--- BEGIN DATA FOR THE TASK ---
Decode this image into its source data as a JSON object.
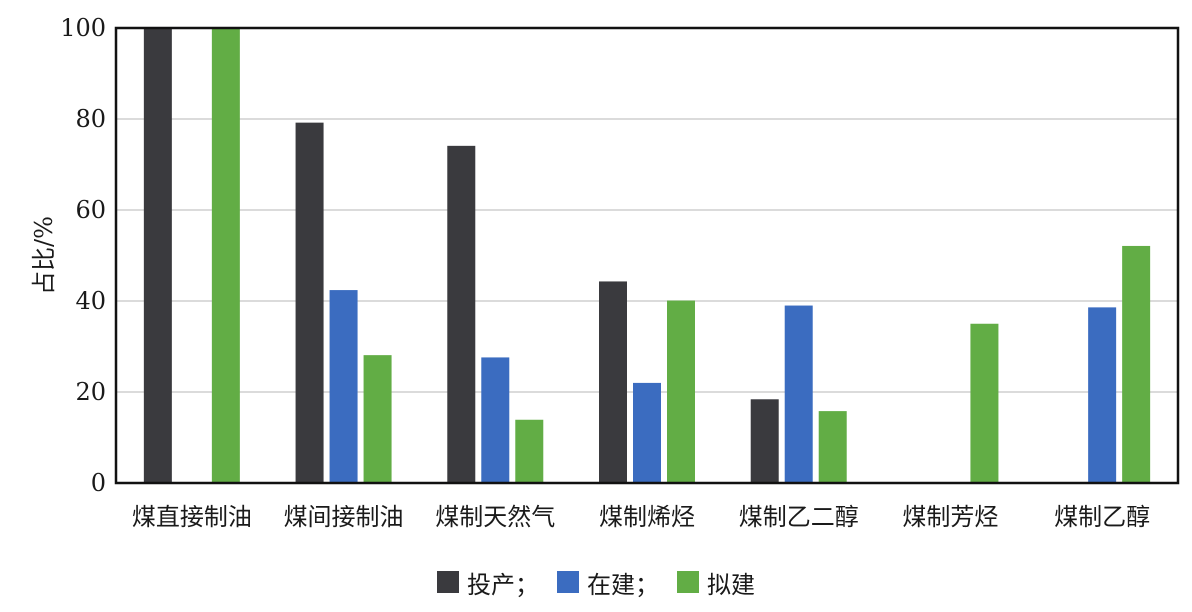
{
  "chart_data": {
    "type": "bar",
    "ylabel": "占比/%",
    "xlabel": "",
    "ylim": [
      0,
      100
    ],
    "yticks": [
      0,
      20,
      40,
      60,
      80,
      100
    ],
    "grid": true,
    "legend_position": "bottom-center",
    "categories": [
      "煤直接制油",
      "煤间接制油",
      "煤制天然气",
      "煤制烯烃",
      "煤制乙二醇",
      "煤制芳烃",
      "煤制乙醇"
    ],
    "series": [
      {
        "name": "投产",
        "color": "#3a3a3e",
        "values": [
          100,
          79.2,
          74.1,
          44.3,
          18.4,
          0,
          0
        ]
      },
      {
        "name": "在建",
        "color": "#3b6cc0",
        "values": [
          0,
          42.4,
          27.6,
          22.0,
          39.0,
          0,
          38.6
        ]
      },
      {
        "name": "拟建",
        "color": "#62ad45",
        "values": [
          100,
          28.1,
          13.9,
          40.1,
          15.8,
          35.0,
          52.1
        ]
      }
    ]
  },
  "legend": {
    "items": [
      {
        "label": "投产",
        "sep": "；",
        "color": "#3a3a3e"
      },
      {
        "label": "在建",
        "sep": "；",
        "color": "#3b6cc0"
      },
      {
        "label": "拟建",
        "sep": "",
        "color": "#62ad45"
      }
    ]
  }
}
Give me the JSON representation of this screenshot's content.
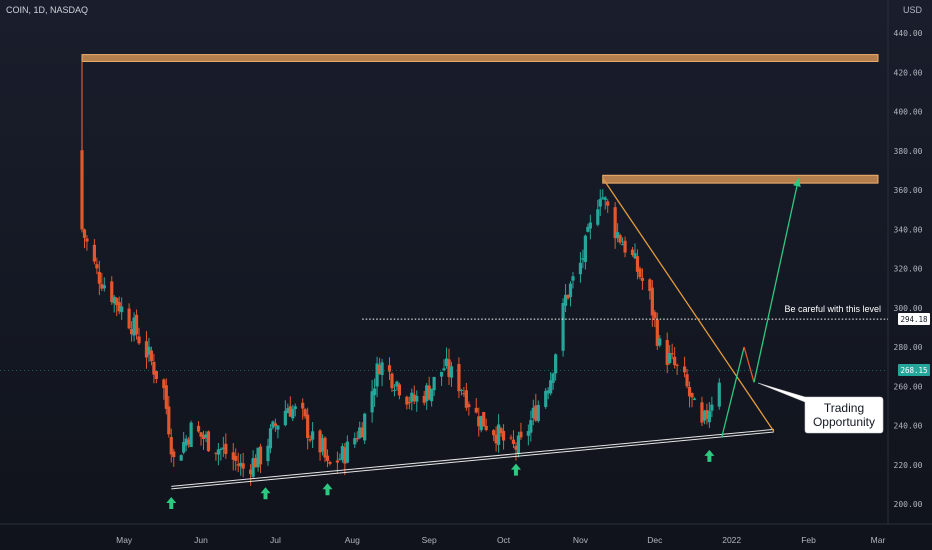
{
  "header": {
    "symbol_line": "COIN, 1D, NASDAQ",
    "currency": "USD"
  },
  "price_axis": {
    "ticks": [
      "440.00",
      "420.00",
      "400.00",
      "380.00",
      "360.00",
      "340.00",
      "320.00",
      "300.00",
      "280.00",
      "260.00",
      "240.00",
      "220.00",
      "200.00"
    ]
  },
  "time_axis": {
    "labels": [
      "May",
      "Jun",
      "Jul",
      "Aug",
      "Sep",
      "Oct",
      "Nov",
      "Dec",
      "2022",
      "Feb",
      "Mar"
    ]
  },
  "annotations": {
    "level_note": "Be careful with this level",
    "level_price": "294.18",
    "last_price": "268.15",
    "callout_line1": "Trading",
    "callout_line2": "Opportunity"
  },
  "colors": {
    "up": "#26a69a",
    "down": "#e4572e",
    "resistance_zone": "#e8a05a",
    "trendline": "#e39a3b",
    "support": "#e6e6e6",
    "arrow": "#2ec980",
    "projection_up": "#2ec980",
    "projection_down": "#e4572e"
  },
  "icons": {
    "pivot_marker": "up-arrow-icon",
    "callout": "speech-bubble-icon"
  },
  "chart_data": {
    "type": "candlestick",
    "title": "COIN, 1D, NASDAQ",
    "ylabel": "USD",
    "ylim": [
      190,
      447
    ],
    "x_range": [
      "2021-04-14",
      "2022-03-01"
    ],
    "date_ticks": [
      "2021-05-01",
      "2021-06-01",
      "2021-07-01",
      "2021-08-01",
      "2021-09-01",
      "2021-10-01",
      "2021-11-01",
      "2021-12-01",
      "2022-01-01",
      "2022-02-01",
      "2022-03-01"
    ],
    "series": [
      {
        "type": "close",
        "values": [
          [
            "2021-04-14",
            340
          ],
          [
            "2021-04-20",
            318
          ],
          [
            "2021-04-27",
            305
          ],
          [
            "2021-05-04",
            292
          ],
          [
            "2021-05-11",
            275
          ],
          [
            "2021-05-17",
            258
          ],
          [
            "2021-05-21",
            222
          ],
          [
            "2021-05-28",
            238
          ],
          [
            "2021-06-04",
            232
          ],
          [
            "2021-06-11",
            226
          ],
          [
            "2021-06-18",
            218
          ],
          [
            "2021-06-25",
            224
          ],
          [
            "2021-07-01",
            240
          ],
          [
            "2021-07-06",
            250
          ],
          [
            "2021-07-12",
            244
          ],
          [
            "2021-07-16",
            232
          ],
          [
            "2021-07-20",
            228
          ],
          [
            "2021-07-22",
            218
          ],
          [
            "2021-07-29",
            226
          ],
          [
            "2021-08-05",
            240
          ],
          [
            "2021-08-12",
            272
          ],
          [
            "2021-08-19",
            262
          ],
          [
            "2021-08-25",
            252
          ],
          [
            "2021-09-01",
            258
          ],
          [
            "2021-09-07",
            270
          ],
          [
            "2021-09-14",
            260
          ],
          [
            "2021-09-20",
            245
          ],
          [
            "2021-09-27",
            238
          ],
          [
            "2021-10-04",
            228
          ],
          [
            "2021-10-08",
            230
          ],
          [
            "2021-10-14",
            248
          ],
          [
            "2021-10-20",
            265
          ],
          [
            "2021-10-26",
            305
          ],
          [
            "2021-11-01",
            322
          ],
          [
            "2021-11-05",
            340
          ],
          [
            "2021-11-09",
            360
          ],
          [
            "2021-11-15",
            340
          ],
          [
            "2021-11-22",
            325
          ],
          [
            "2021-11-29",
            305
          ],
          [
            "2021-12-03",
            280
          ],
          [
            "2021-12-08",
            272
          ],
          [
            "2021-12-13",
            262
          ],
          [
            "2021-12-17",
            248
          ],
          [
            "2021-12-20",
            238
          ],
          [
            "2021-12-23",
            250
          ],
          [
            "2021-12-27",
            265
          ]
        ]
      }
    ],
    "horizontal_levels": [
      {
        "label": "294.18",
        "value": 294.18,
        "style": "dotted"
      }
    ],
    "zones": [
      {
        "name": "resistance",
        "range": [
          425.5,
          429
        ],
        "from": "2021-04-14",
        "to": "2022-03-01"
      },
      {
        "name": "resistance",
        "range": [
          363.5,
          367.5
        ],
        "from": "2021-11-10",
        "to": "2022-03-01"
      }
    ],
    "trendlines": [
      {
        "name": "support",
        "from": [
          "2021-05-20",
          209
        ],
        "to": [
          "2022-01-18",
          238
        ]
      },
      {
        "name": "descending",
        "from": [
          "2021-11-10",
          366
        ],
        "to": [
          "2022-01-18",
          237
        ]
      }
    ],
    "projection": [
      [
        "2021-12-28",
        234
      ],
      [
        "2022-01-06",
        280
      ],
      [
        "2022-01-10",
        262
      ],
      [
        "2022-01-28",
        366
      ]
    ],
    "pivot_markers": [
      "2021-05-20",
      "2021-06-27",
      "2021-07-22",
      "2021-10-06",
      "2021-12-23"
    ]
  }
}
--- END DATA FOR THE TASK ---
■ **DIRECTIONS**
Locate the word "COIN" in the records and collect each line it appears in.

■ **ANSWER TO THIS EXERCISE**
    "symbol_line": "COIN, 1D, NASDAQ",
    "title": "COIN, 1D, NASDAQ",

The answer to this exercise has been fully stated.